■ **Work required**: All the data should come back exactly as it was given.

━━━━━━━━

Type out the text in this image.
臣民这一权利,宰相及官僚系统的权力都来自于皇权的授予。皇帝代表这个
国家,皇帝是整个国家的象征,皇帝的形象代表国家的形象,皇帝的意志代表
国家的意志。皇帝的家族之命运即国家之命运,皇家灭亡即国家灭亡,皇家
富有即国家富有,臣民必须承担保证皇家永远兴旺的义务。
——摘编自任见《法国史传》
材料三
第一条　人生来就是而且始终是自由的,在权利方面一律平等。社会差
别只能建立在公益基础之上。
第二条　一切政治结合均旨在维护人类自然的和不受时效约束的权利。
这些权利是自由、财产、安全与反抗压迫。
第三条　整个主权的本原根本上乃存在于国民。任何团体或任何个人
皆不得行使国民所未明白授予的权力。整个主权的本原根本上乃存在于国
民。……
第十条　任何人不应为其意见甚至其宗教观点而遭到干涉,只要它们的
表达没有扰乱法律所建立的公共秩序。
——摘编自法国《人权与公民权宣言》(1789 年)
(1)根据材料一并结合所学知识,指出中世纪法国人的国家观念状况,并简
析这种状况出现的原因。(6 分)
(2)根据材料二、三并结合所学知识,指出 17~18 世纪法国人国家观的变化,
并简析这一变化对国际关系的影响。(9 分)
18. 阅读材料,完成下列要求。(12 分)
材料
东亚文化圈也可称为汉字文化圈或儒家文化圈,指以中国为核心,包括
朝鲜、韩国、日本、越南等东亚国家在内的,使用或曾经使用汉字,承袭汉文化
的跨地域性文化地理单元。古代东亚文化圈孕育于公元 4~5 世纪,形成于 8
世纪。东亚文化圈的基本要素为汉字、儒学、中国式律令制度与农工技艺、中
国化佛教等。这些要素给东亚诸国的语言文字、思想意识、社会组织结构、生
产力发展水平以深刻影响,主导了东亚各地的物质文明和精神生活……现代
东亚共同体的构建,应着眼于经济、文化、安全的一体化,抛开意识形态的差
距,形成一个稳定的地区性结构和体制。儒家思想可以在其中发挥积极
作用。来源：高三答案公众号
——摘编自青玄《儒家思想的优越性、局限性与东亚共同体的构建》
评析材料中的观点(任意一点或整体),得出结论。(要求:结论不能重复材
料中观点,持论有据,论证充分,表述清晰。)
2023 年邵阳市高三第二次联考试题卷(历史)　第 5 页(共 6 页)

━━━━━━━━

■ **Worked solution**:
Type out the text in this image.
臣民这一权利,宰相及官僚系统的权力都来自于皇权的授予。皇帝代表这个
国家,皇帝是整个国家的象征,皇帝的形象代表国家的形象,皇帝的意志代表
国家的意志。皇帝的家族之命运即国家之命运,皇家灭亡即国家灭亡,皇家
富有即国家富有,臣民必须承担保证皇家永远兴旺的义务。
——摘编自任见《法国史传》
材料三
第一条　人生来就是而且始终是自由的,在权利方面一律平等。社会差
别只能建立在公益基础之上。
第二条　一切政治结合均旨在维护人类自然的和不受时效约束的权利。
这些权利是自由、财产、安全与反抗压迫。
第三条　整个主权的本原根本上乃存在于国民。任何团体或任何个人
皆不得行使国民所未明白授予的权力。整个主权的本原根本上乃存在于国
民。……
第十条　任何人不应为其意见甚至其宗教观点而遭到干涉,只要它们的
表达没有扰乱法律所建立的公共秩序。
——摘编自法国《人权与公民权宣言》(1789 年)
(1)根据材料一并结合所学知识,指出中世纪法国人的国家观念状况,并简
析这种状况出现的原因。(6 分)
(2)根据材料二、三并结合所学知识,指出 17~18 世纪法国人国家观的变化,
并简析这一变化对国际关系的影响。(9 分)
18. 阅读材料,完成下列要求。(12 分)
材料
东亚文化圈也可称为汉字文化圈或儒家文化圈,指以中国为核心,包括
朝鲜、韩国、日本、越南等东亚国家在内的,使用或曾经使用汉字,承袭汉文化
的跨地域性文化地理单元。古代东亚文化圈孕育于公元 4~5 世纪,形成于 8
世纪。东亚文化圈的基本要素为汉字、儒学、中国式律令制度与农工技艺、中
国化佛教等。这些要素给东亚诸国的语言文字、思想意识、社会组织结构、生
产力发展水平以深刻影响,主导了东亚各地的物质文明和精神生活……现代
东亚共同体的构建,应着眼于经济、文化、安全的一体化,抛开意识形态的差
距,形成一个稳定的地区性结构和体制。儒家思想可以在其中发挥积极
作用。来源：高三答案公众号
——摘编自青玄《儒家思想的优越性、局限性与东亚共同体的构建》
评析材料中的观点(任意一点或整体),得出结论。(要求:结论不能重复材
料中观点,持论有据,论证充分,表述清晰。)
2023 年邵阳市高三第二次联考试题卷(历史)　第 5 页(共 6 页)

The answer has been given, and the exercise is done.